── INFORMATION SUPPLIED ──

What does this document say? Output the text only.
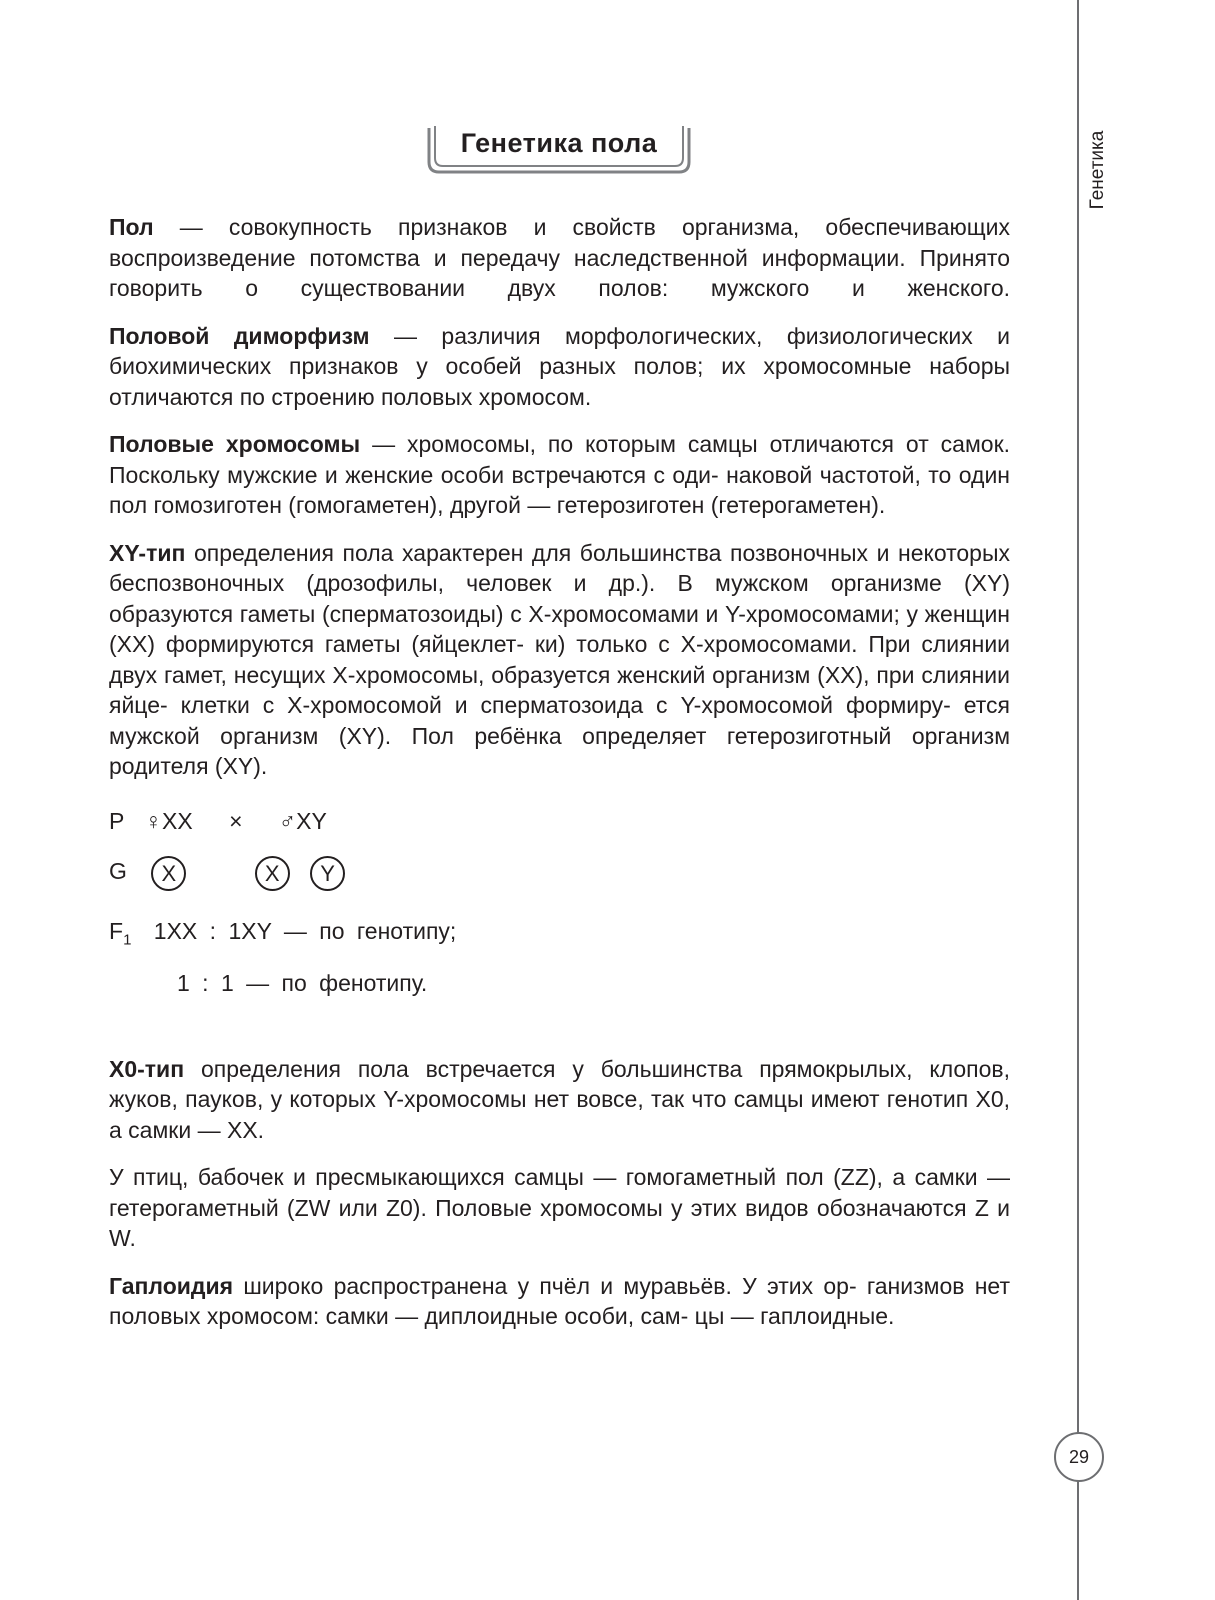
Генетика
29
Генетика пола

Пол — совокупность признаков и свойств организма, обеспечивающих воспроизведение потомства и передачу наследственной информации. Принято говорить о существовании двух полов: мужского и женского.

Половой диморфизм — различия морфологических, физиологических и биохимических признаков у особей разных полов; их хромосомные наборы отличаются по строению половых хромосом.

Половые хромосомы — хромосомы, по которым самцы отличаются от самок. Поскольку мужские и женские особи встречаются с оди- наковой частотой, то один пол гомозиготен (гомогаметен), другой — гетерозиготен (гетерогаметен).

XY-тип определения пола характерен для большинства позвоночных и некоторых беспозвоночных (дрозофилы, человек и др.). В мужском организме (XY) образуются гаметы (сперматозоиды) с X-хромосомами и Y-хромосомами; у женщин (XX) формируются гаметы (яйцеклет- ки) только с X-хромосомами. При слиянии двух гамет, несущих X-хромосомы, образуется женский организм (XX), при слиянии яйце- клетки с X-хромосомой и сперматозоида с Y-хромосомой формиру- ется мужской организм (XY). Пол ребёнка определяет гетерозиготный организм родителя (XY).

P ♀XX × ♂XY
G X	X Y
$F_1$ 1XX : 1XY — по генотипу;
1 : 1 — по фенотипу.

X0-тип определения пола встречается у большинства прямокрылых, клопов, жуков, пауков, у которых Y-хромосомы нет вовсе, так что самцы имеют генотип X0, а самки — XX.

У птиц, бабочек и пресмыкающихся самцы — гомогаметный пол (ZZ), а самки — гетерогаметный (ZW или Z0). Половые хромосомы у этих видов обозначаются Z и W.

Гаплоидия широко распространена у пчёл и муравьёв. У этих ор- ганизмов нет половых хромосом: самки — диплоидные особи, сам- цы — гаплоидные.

───

Write out the entries above verbatim; the pictures do not belong in your copy.

What does this document say? Output the text only.
Генетика
29
Генетика пола

Пол — совокупность признаков и свойств организма, обеспечивающих воспроизведение потомства и передачу наследственной информации. Принято говорить о существовании двух полов: мужского и женского.

Половой диморфизм — различия морфологических, физиологических и биохимических признаков у особей разных полов; их хромосомные наборы отличаются по строению половых хромосом.

Половые хромосомы — хромосомы, по которым самцы отличаются от самок. Поскольку мужские и женские особи встречаются с оди- наковой частотой, то один пол гомозиготен (гомогаметен), другой — гетерозиготен (гетерогаметен).

XY-тип определения пола характерен для большинства позвоночных и некоторых беспозвоночных (дрозофилы, человек и др.). В мужском организме (XY) образуются гаметы (сперматозоиды) с X-хромосомами и Y-хромосомами; у женщин (XX) формируются гаметы (яйцеклет- ки) только с X-хромосомами. При слиянии двух гамет, несущих X-хромосомы, образуется женский организм (XX), при слиянии яйце- клетки с X-хромосомой и сперматозоида с Y-хромосомой формиру- ется мужской организм (XY). Пол ребёнка определяет гетерозиготный организм родителя (XY).

P ♀XX × ♂XY
G X	X Y
$F_1$ 1XX : 1XY — по генотипу;
1 : 1 — по фенотипу.

X0-тип определения пола встречается у большинства прямокрылых, клопов, жуков, пауков, у которых Y-хромосомы нет вовсе, так что самцы имеют генотип X0, а самки — XX.

У птиц, бабочек и пресмыкающихся самцы — гомогаметный пол (ZZ), а самки — гетерогаметный (ZW или Z0). Половые хромосомы у этих видов обозначаются Z и W.

Гаплоидия широко распространена у пчёл и муравьёв. У этих ор- ганизмов нет половых хромосом: самки — диплоидные особи, сам- цы — гаплоидные.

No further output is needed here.